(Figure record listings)
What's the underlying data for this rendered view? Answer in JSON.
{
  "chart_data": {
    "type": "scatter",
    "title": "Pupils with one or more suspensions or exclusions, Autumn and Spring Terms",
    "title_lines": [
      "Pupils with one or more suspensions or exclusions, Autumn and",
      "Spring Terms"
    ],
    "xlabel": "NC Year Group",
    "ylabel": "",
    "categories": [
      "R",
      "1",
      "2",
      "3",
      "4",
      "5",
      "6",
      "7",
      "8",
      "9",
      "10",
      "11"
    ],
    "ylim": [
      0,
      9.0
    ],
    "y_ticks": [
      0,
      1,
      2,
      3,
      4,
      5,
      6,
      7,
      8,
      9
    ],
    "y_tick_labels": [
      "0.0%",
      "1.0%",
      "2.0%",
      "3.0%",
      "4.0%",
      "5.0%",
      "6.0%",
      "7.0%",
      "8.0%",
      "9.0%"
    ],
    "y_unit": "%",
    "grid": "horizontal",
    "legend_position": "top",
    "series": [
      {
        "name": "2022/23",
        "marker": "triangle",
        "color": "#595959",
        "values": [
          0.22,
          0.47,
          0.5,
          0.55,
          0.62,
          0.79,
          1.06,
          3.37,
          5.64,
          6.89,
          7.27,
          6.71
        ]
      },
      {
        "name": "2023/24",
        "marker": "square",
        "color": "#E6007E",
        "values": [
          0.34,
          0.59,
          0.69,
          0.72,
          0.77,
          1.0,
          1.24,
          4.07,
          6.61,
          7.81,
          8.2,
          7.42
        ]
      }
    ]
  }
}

--- What you should do ---
Transcribe every entry exactly.

--- Solved exercise ---
What's the underlying data for this rendered view? Answer in JSON.
{
  "chart_data": {
    "type": "scatter",
    "title": "Pupils with one or more suspensions or exclusions, Autumn and Spring Terms",
    "title_lines": [
      "Pupils with one or more suspensions or exclusions, Autumn and",
      "Spring Terms"
    ],
    "xlabel": "NC Year Group",
    "ylabel": "",
    "categories": [
      "R",
      "1",
      "2",
      "3",
      "4",
      "5",
      "6",
      "7",
      "8",
      "9",
      "10",
      "11"
    ],
    "ylim": [
      0,
      9.0
    ],
    "y_ticks": [
      0,
      1,
      2,
      3,
      4,
      5,
      6,
      7,
      8,
      9
    ],
    "y_tick_labels": [
      "0.0%",
      "1.0%",
      "2.0%",
      "3.0%",
      "4.0%",
      "5.0%",
      "6.0%",
      "7.0%",
      "8.0%",
      "9.0%"
    ],
    "y_unit": "%",
    "grid": "horizontal",
    "legend_position": "top",
    "series": [
      {
        "name": "2022/23",
        "marker": "triangle",
        "color": "#595959",
        "values": [
          0.22,
          0.47,
          0.5,
          0.55,
          0.62,
          0.79,
          1.06,
          3.37,
          5.64,
          6.89,
          7.27,
          6.71
        ]
      },
      {
        "name": "2023/24",
        "marker": "square",
        "color": "#E6007E",
        "values": [
          0.34,
          0.59,
          0.69,
          0.72,
          0.77,
          1.0,
          1.24,
          4.07,
          6.61,
          7.81,
          8.2,
          7.42
        ]
      }
    ]
  }
}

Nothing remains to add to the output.